Records from a dataset:
[Start of Attachment]

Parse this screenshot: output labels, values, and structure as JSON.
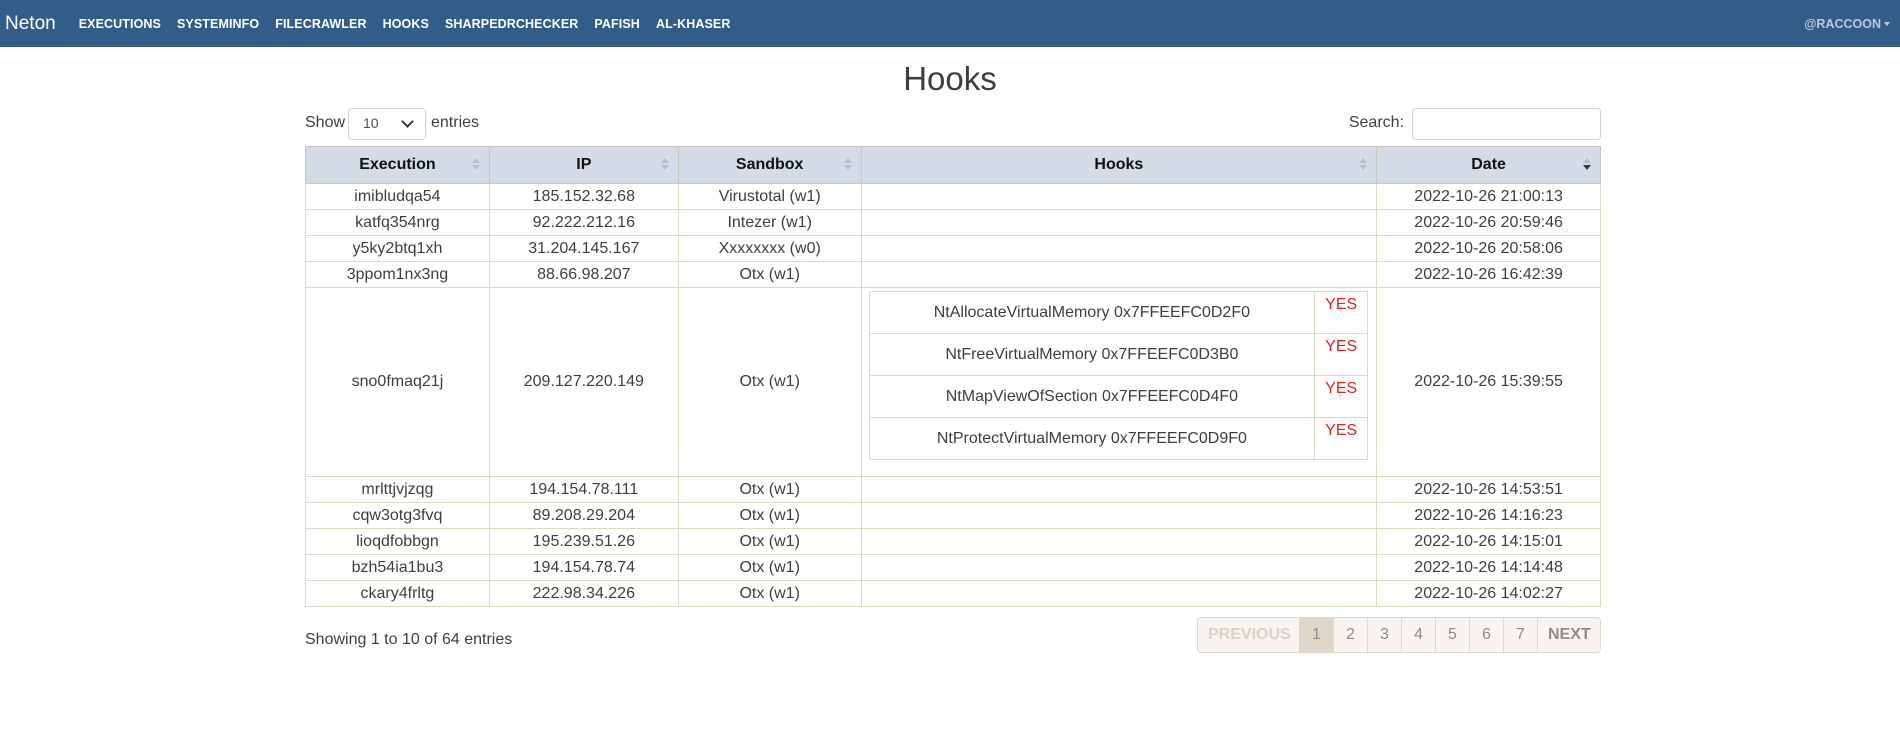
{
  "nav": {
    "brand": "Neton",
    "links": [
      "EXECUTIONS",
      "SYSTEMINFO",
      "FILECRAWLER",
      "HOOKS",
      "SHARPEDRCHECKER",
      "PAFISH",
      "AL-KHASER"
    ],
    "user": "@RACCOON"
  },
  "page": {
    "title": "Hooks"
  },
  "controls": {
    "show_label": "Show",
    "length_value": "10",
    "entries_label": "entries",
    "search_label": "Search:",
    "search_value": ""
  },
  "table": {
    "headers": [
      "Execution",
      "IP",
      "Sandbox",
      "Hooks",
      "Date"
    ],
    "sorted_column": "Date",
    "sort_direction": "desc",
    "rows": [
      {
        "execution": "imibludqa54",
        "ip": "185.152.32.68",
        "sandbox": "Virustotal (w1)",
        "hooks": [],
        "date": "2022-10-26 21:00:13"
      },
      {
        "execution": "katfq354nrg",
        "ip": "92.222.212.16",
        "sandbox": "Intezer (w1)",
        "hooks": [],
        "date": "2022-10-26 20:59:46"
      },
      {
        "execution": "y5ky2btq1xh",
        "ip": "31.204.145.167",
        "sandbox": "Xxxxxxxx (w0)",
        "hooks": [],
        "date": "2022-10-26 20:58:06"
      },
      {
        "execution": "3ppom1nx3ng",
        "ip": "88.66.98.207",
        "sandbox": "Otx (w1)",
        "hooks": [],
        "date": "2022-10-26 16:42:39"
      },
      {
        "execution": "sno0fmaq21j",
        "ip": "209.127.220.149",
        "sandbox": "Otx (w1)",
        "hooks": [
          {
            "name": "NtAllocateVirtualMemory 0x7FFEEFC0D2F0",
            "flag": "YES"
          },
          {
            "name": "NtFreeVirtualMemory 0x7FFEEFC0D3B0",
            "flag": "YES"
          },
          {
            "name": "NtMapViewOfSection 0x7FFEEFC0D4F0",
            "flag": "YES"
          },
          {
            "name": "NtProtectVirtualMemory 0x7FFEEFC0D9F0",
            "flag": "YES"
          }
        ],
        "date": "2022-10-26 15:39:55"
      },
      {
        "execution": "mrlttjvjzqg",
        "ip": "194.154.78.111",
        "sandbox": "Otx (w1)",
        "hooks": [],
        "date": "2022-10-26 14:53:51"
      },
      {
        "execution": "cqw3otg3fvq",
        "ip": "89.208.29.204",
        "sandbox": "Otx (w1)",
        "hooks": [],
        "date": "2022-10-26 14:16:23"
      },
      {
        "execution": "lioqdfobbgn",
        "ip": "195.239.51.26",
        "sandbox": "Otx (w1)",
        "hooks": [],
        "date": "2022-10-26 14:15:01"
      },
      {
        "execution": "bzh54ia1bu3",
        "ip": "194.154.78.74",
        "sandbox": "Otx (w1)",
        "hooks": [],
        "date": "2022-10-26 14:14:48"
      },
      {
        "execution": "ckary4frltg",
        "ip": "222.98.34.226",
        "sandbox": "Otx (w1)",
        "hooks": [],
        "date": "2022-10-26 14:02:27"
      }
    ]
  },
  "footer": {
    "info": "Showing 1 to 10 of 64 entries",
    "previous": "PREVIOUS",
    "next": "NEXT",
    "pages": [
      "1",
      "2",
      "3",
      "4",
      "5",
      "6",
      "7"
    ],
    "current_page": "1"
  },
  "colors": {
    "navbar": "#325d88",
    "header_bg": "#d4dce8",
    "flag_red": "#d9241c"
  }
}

[End of Attachment]

Reproduce each entry exactly as given; no pictures, please.

Parse this screenshot: output labels, values, and structure as JSON.
{
  "nav": {
    "brand": "Neton",
    "links": [
      "EXECUTIONS",
      "SYSTEMINFO",
      "FILECRAWLER",
      "HOOKS",
      "SHARPEDRCHECKER",
      "PAFISH",
      "AL-KHASER"
    ],
    "user": "@RACCOON"
  },
  "page": {
    "title": "Hooks"
  },
  "controls": {
    "show_label": "Show",
    "length_value": "10",
    "entries_label": "entries",
    "search_label": "Search:",
    "search_value": ""
  },
  "table": {
    "headers": [
      "Execution",
      "IP",
      "Sandbox",
      "Hooks",
      "Date"
    ],
    "sorted_column": "Date",
    "sort_direction": "desc",
    "rows": [
      {
        "execution": "imibludqa54",
        "ip": "185.152.32.68",
        "sandbox": "Virustotal (w1)",
        "hooks": [],
        "date": "2022-10-26 21:00:13"
      },
      {
        "execution": "katfq354nrg",
        "ip": "92.222.212.16",
        "sandbox": "Intezer (w1)",
        "hooks": [],
        "date": "2022-10-26 20:59:46"
      },
      {
        "execution": "y5ky2btq1xh",
        "ip": "31.204.145.167",
        "sandbox": "Xxxxxxxx (w0)",
        "hooks": [],
        "date": "2022-10-26 20:58:06"
      },
      {
        "execution": "3ppom1nx3ng",
        "ip": "88.66.98.207",
        "sandbox": "Otx (w1)",
        "hooks": [],
        "date": "2022-10-26 16:42:39"
      },
      {
        "execution": "sno0fmaq21j",
        "ip": "209.127.220.149",
        "sandbox": "Otx (w1)",
        "hooks": [
          {
            "name": "NtAllocateVirtualMemory 0x7FFEEFC0D2F0",
            "flag": "YES"
          },
          {
            "name": "NtFreeVirtualMemory 0x7FFEEFC0D3B0",
            "flag": "YES"
          },
          {
            "name": "NtMapViewOfSection 0x7FFEEFC0D4F0",
            "flag": "YES"
          },
          {
            "name": "NtProtectVirtualMemory 0x7FFEEFC0D9F0",
            "flag": "YES"
          }
        ],
        "date": "2022-10-26 15:39:55"
      },
      {
        "execution": "mrlttjvjzqg",
        "ip": "194.154.78.111",
        "sandbox": "Otx (w1)",
        "hooks": [],
        "date": "2022-10-26 14:53:51"
      },
      {
        "execution": "cqw3otg3fvq",
        "ip": "89.208.29.204",
        "sandbox": "Otx (w1)",
        "hooks": [],
        "date": "2022-10-26 14:16:23"
      },
      {
        "execution": "lioqdfobbgn",
        "ip": "195.239.51.26",
        "sandbox": "Otx (w1)",
        "hooks": [],
        "date": "2022-10-26 14:15:01"
      },
      {
        "execution": "bzh54ia1bu3",
        "ip": "194.154.78.74",
        "sandbox": "Otx (w1)",
        "hooks": [],
        "date": "2022-10-26 14:14:48"
      },
      {
        "execution": "ckary4frltg",
        "ip": "222.98.34.226",
        "sandbox": "Otx (w1)",
        "hooks": [],
        "date": "2022-10-26 14:02:27"
      }
    ]
  },
  "footer": {
    "info": "Showing 1 to 10 of 64 entries",
    "previous": "PREVIOUS",
    "next": "NEXT",
    "pages": [
      "1",
      "2",
      "3",
      "4",
      "5",
      "6",
      "7"
    ],
    "current_page": "1"
  },
  "colors": {
    "navbar": "#325d88",
    "header_bg": "#d4dce8",
    "flag_red": "#d9241c"
  }
}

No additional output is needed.